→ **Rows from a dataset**
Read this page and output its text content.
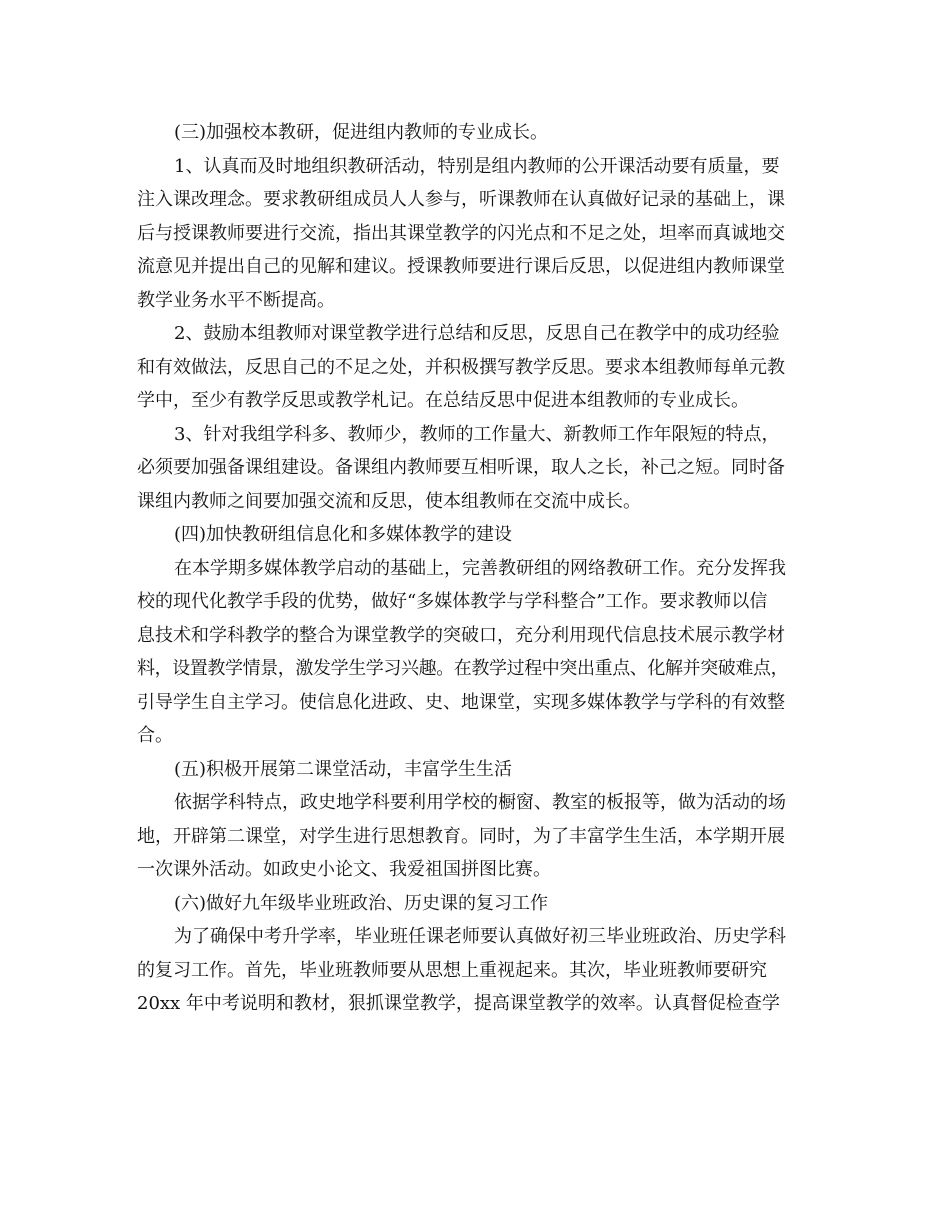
(三)加强校本教研，促进组内教师的专业成长。

1、认真而及时地组织教研活动，特别是组内教师的公开课活动要有质量，要

注入课改理念。要求教研组成员人人参与，听课教师在认真做好记录的基础上，课

后与授课教师要进行交流，指出其课堂教学的闪光点和不足之处，坦率而真诚地交

流意见并提出自己的见解和建议。授课教师要进行课后反思，以促进组内教师课堂

教学业务水平不断提高。

2、鼓励本组教师对课堂教学进行总结和反思，反思自己在教学中的成功经验

和有效做法，反思自己的不足之处，并积极撰写教学反思。要求本组教师每单元教

学中，至少有教学反思或教学札记。在总结反思中促进本组教师的专业成长。

3、针对我组学科多、教师少，教师的工作量大、新教师工作年限短的特点，

必须要加强备课组建设。备课组内教师要互相听课，取人之长，补己之短。同时备

课组内教师之间要加强交流和反思，使本组教师在交流中成长。

(四)加快教研组信息化和多媒体教学的建设

在本学期多媒体教学启动的基础上，完善教研组的网络教研工作。充分发挥我

校的现代化教学手段的优势，做好“多媒体教学与学科整合”工作。要求教师以信

息技术和学科教学的整合为课堂教学的突破口，充分利用现代信息技术展示教学材

料，设置教学情景，激发学生学习兴趣。在教学过程中突出重点、化解并突破难点，

引导学生自主学习。使信息化进政、史、地课堂，实现多媒体教学与学科的有效整

合。

(五)积极开展第二课堂活动，丰富学生生活

依据学科特点，政史地学科要利用学校的橱窗、教室的板报等，做为活动的场

地，开辟第二课堂，对学生进行思想教育。同时，为了丰富学生生活，本学期开展

一次课外活动。如政史小论文、我爱祖国拼图比赛。

(六)做好九年级毕业班政治、历史课的复习工作

为了确保中考升学率，毕业班任课老师要认真做好初三毕业班政治、历史学科

的复习工作。首先，毕业班教师要从思想上重视起来。其次，毕业班教师要研究

20xx 年中考说明和教材，狠抓课堂教学，提高课堂教学的效率。认真督促检查学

→ **What you have to do**
What you return should match the records above word for word, minus the pictures.

→ **Solution**
Read this page and output its text content.
(三)加强校本教研，促进组内教师的专业成长。

1、认真而及时地组织教研活动，特别是组内教师的公开课活动要有质量，要

注入课改理念。要求教研组成员人人参与，听课教师在认真做好记录的基础上，课

后与授课教师要进行交流，指出其课堂教学的闪光点和不足之处，坦率而真诚地交

流意见并提出自己的见解和建议。授课教师要进行课后反思，以促进组内教师课堂

教学业务水平不断提高。

2、鼓励本组教师对课堂教学进行总结和反思，反思自己在教学中的成功经验

和有效做法，反思自己的不足之处，并积极撰写教学反思。要求本组教师每单元教

学中，至少有教学反思或教学札记。在总结反思中促进本组教师的专业成长。

3、针对我组学科多、教师少，教师的工作量大、新教师工作年限短的特点，

必须要加强备课组建设。备课组内教师要互相听课，取人之长，补己之短。同时备

课组内教师之间要加强交流和反思，使本组教师在交流中成长。

(四)加快教研组信息化和多媒体教学的建设

在本学期多媒体教学启动的基础上，完善教研组的网络教研工作。充分发挥我

校的现代化教学手段的优势，做好“多媒体教学与学科整合”工作。要求教师以信

息技术和学科教学的整合为课堂教学的突破口，充分利用现代信息技术展示教学材

料，设置教学情景，激发学生学习兴趣。在教学过程中突出重点、化解并突破难点，

引导学生自主学习。使信息化进政、史、地课堂，实现多媒体教学与学科的有效整

合。

(五)积极开展第二课堂活动，丰富学生生活

依据学科特点，政史地学科要利用学校的橱窗、教室的板报等，做为活动的场

地，开辟第二课堂，对学生进行思想教育。同时，为了丰富学生生活，本学期开展

一次课外活动。如政史小论文、我爱祖国拼图比赛。

(六)做好九年级毕业班政治、历史课的复习工作

为了确保中考升学率，毕业班任课老师要认真做好初三毕业班政治、历史学科

的复习工作。首先，毕业班教师要从思想上重视起来。其次，毕业班教师要研究

20xx 年中考说明和教材，狠抓课堂教学，提高课堂教学的效率。认真督促检查学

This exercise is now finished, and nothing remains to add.